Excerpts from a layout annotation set
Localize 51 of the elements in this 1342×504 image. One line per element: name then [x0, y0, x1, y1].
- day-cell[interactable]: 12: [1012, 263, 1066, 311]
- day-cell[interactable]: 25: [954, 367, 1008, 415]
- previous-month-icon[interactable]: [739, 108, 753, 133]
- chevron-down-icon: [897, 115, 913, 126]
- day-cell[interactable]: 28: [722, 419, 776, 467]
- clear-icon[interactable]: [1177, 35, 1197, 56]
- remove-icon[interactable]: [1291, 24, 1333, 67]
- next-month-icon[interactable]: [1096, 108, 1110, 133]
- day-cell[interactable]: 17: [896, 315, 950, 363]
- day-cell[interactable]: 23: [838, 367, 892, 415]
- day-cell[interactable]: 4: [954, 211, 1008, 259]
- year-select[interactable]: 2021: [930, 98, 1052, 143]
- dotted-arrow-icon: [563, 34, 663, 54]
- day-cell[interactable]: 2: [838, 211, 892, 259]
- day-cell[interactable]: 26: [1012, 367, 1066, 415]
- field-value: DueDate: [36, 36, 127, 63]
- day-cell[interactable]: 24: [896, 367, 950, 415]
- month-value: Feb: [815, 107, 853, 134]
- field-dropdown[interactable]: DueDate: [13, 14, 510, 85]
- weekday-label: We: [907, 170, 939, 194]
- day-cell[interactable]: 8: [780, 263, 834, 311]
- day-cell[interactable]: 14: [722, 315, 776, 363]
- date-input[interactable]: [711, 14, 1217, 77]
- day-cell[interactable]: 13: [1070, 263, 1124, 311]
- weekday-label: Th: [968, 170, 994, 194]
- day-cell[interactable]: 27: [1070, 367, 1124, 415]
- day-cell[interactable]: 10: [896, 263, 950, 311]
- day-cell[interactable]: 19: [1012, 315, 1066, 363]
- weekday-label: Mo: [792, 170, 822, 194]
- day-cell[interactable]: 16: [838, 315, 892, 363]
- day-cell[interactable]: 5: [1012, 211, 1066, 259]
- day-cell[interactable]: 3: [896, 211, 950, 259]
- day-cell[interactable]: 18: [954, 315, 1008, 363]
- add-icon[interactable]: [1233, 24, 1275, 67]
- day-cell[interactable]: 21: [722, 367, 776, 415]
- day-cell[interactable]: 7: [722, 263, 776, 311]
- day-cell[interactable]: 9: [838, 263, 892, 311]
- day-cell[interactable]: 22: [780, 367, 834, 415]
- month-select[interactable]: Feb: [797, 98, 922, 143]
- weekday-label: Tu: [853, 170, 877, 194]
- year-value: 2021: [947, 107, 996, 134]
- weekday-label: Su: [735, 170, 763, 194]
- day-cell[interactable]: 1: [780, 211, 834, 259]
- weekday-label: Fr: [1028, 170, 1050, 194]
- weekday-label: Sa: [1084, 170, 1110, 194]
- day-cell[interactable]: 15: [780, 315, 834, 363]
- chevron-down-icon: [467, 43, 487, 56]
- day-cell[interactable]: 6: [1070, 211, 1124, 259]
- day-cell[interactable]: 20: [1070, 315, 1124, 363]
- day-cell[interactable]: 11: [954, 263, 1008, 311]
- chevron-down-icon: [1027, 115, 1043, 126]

§ What you have to do
Lay out everything from the start of the entries down to the line containing "- remove-icon[interactable]: [1291, 24, 1333, 67]" as a numbered list, both ends included and blank lines omitted.

§ Result for this task
1. Localize 51 of the elements in this 1342×504 image. One line per element: name then [x0, y0, x1, y1].
2. - day-cell[interactable]: 12: [1012, 263, 1066, 311]
3. - day-cell[interactable]: 25: [954, 367, 1008, 415]
4. - previous-month-icon[interactable]: [739, 108, 753, 133]
5. - chevron-down-icon: [897, 115, 913, 126]
6. - day-cell[interactable]: 28: [722, 419, 776, 467]
7. - clear-icon[interactable]: [1177, 35, 1197, 56]
8. - remove-icon[interactable]: [1291, 24, 1333, 67]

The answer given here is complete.